Directive >> Tally the lines containing "image" and report the number alone.

---------- Dataset rows ----------

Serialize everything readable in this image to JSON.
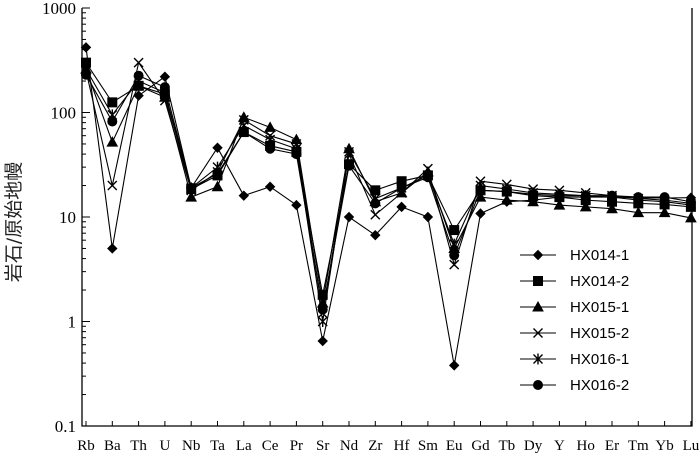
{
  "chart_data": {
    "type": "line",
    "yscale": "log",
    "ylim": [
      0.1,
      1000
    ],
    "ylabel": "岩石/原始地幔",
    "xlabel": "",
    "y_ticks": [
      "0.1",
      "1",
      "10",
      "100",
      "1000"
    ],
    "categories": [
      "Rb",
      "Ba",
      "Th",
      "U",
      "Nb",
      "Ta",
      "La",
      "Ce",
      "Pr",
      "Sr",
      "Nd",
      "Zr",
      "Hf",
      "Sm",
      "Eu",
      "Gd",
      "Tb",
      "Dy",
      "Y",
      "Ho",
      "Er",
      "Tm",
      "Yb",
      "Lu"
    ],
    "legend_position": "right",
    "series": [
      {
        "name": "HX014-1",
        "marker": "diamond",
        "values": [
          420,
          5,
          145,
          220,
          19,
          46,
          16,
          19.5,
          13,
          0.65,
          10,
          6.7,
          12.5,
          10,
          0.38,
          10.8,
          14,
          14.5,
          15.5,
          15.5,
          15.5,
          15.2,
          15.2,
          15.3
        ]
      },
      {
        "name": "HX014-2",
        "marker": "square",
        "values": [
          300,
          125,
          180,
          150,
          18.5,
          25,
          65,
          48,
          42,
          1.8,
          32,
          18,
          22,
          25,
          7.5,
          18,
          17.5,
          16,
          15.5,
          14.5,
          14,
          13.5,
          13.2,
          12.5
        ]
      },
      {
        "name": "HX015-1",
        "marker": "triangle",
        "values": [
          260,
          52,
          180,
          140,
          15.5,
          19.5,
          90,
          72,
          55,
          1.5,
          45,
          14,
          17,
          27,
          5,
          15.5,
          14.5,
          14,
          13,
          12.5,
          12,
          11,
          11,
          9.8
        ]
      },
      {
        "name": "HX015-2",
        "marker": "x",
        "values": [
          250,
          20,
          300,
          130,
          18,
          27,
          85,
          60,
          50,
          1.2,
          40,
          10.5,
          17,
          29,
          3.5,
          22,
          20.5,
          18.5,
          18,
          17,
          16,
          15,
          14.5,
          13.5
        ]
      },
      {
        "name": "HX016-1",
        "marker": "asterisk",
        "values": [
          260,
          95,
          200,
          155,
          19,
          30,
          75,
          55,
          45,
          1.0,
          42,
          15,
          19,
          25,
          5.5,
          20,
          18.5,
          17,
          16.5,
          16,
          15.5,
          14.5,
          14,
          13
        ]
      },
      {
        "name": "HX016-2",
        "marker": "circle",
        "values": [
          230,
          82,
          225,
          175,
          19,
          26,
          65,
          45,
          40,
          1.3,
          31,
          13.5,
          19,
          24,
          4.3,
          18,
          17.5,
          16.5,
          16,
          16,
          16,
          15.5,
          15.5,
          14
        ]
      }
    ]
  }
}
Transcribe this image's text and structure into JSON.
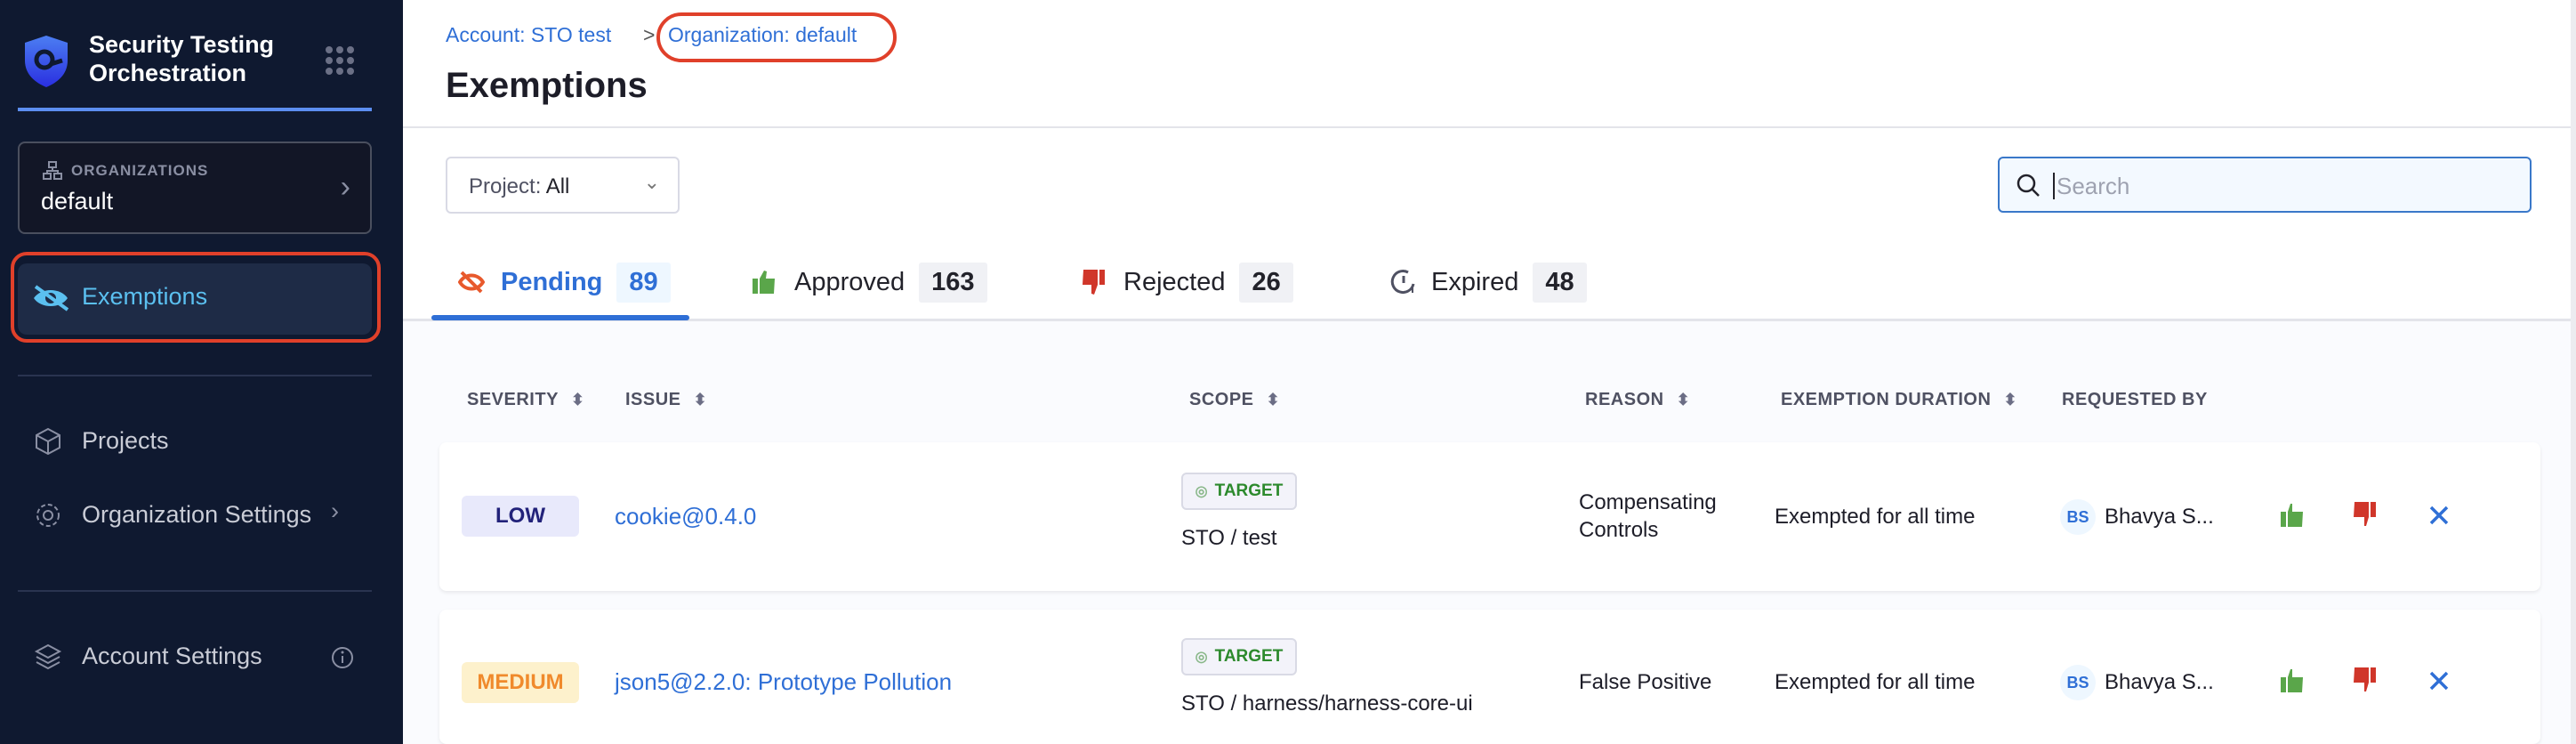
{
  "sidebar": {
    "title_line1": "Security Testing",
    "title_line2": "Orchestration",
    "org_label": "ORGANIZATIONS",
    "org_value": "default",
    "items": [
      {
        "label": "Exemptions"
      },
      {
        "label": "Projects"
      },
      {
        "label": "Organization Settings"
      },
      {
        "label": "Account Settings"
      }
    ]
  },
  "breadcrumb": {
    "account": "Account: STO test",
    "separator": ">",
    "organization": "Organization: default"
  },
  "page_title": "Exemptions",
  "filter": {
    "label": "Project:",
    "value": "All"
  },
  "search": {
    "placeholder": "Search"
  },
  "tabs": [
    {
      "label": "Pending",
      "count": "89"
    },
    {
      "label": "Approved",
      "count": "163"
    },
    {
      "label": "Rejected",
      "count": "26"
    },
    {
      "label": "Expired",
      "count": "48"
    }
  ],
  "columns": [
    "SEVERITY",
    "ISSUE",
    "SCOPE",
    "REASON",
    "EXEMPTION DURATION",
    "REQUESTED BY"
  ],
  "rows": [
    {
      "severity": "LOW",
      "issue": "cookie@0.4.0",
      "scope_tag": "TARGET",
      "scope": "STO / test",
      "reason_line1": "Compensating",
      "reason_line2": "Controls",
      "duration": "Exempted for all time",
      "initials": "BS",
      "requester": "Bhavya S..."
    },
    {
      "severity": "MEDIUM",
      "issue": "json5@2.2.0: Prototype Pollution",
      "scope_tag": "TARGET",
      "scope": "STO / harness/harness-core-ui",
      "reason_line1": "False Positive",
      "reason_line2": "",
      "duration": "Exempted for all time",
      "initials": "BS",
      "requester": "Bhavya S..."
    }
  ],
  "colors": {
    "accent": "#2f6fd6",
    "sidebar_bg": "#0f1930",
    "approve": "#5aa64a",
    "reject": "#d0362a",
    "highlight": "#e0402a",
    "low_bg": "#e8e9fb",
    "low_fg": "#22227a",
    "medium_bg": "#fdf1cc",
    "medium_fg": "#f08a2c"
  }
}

----------
---------- Dataset rows ----------

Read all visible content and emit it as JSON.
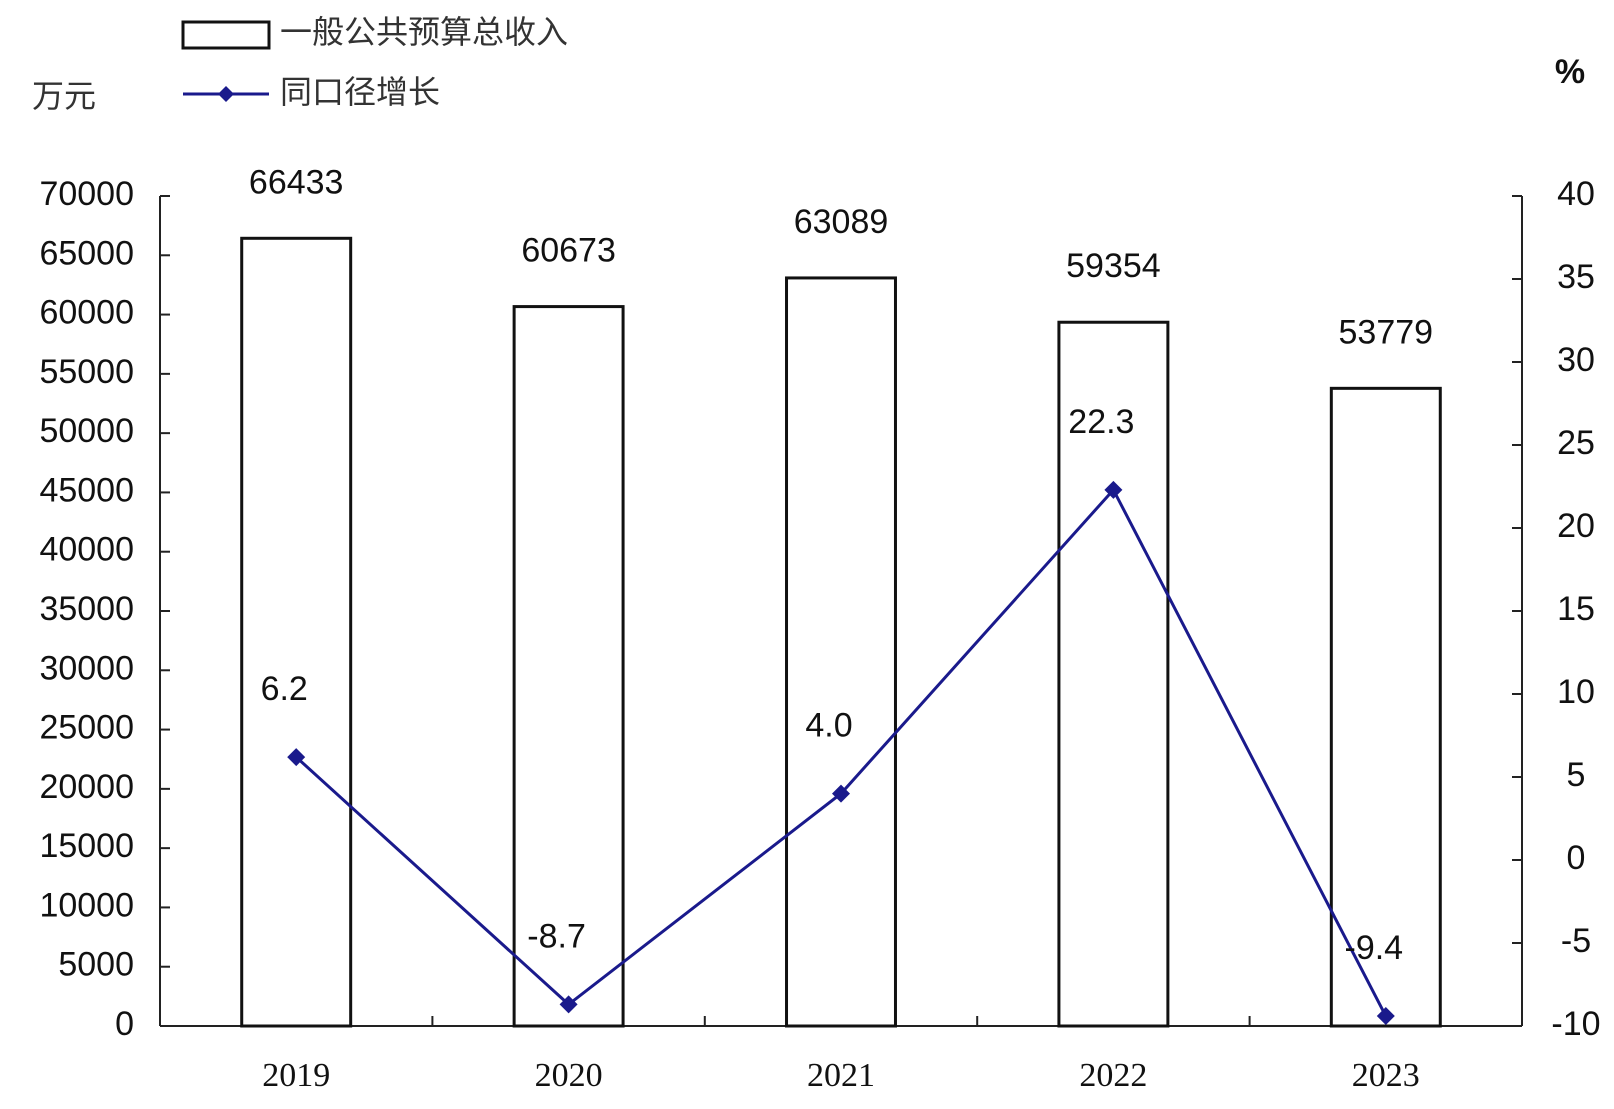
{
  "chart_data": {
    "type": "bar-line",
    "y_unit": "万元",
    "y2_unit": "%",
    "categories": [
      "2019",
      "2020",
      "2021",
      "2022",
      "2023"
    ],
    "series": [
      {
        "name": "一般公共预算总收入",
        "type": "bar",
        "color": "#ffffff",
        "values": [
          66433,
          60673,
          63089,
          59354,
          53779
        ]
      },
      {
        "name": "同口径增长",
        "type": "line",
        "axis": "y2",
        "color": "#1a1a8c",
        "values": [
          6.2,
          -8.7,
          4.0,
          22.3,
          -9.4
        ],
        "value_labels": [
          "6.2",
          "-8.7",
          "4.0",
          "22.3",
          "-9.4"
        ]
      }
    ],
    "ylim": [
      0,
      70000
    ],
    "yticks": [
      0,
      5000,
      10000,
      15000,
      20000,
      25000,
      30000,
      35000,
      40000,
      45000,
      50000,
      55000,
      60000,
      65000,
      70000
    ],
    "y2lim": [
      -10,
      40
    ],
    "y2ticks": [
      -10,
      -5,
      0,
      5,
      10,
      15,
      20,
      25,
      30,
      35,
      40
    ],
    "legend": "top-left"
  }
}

----------
---------- Dataset rows ----------

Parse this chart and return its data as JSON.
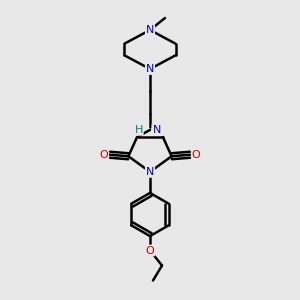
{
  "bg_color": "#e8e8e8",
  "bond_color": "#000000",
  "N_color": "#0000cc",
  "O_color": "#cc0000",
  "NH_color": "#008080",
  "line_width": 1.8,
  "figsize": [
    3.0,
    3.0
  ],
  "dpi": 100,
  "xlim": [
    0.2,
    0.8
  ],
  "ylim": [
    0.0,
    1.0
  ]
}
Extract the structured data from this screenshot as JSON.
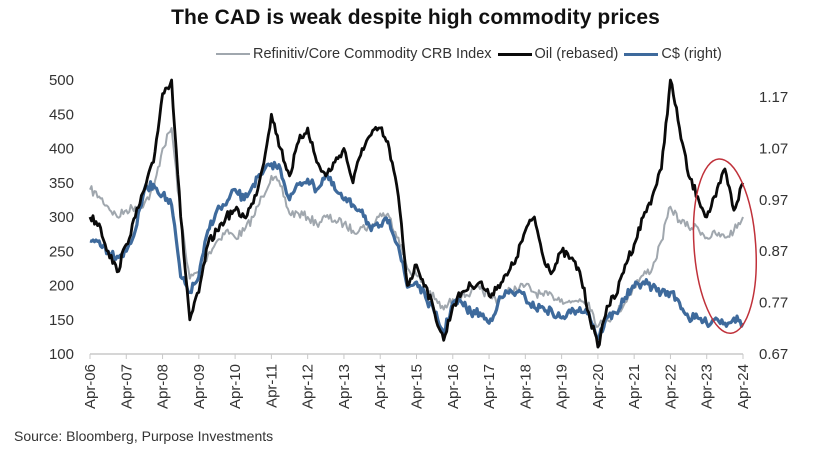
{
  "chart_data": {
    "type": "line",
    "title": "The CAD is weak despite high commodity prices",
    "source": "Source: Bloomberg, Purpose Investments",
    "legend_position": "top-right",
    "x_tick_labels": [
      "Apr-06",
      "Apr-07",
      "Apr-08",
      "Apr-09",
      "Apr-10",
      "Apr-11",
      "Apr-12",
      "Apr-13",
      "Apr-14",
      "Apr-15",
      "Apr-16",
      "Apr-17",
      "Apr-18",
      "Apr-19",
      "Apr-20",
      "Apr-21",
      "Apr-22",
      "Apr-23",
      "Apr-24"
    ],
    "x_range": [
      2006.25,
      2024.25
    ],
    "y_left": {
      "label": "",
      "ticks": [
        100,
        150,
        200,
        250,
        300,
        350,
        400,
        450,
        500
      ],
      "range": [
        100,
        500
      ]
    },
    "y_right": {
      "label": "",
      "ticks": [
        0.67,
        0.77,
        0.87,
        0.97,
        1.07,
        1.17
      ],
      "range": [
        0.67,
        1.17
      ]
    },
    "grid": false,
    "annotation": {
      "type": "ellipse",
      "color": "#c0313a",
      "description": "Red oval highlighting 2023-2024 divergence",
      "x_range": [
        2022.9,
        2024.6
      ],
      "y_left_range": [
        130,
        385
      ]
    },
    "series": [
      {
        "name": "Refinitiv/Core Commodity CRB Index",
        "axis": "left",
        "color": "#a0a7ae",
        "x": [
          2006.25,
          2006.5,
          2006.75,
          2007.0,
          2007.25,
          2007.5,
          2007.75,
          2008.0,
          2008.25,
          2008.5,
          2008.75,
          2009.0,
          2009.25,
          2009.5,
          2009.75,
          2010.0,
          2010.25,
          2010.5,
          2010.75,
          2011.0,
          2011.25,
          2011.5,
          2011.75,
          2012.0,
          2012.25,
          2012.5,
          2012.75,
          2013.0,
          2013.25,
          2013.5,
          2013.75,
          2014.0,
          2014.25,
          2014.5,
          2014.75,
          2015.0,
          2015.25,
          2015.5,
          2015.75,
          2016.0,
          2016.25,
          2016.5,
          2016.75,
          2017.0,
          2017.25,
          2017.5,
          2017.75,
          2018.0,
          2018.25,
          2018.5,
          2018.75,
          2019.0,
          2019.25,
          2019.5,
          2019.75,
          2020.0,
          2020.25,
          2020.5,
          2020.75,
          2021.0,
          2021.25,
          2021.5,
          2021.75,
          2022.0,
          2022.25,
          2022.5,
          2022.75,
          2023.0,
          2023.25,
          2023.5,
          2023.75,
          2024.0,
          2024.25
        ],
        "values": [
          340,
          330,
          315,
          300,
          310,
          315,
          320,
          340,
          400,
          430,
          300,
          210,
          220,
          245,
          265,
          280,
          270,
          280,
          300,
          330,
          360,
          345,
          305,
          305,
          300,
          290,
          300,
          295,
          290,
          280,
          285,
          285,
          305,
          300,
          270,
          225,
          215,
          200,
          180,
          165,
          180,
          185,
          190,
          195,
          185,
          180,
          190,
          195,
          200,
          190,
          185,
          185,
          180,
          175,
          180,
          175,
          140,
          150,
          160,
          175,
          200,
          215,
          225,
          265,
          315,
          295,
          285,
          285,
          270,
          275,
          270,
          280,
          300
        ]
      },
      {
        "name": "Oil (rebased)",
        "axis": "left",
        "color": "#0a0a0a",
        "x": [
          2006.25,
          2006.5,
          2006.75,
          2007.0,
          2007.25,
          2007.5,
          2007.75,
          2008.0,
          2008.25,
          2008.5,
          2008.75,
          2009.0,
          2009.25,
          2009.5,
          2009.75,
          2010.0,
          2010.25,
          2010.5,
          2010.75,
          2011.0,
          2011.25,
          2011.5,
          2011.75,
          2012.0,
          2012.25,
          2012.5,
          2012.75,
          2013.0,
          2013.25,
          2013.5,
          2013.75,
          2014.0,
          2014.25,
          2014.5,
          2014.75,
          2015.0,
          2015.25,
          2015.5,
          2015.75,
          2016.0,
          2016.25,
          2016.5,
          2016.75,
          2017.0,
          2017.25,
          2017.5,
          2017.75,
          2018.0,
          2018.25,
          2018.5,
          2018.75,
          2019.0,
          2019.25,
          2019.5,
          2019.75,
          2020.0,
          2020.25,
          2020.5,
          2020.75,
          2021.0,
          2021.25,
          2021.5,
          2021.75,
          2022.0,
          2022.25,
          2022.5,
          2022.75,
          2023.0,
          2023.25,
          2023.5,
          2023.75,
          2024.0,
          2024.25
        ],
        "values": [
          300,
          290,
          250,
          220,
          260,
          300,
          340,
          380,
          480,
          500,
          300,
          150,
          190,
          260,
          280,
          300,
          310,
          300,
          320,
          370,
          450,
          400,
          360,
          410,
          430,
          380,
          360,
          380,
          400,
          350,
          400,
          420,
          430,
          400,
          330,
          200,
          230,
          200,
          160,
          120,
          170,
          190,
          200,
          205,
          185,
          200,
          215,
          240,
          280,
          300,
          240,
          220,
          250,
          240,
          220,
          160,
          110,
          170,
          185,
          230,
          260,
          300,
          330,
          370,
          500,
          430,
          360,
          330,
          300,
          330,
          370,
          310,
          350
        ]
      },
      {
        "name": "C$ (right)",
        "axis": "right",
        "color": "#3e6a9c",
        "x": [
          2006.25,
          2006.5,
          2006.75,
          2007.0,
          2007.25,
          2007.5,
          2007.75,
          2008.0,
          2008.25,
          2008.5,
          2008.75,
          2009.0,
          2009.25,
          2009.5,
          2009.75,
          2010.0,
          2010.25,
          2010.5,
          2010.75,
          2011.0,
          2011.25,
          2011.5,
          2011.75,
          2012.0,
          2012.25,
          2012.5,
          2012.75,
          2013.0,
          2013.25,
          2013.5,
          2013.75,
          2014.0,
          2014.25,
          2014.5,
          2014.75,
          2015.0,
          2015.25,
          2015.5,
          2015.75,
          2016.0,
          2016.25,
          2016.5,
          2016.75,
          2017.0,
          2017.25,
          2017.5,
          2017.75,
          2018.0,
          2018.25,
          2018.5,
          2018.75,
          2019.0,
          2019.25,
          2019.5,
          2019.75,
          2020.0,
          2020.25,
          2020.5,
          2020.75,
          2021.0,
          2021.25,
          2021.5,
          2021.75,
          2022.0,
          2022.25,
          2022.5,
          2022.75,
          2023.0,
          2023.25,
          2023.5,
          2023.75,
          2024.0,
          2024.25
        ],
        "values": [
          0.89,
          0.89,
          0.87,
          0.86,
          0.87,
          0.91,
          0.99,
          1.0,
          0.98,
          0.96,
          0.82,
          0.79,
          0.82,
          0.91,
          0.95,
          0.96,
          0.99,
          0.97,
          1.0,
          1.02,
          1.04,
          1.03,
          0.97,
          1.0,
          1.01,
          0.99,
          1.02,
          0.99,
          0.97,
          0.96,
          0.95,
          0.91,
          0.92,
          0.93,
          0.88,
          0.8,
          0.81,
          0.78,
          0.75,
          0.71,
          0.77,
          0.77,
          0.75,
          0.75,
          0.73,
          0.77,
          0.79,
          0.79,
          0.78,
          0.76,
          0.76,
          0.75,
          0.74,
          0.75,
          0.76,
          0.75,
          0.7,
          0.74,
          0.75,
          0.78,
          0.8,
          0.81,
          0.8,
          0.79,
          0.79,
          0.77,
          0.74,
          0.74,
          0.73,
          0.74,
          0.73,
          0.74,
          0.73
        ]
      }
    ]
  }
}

----------

Solution to the exercise >> 2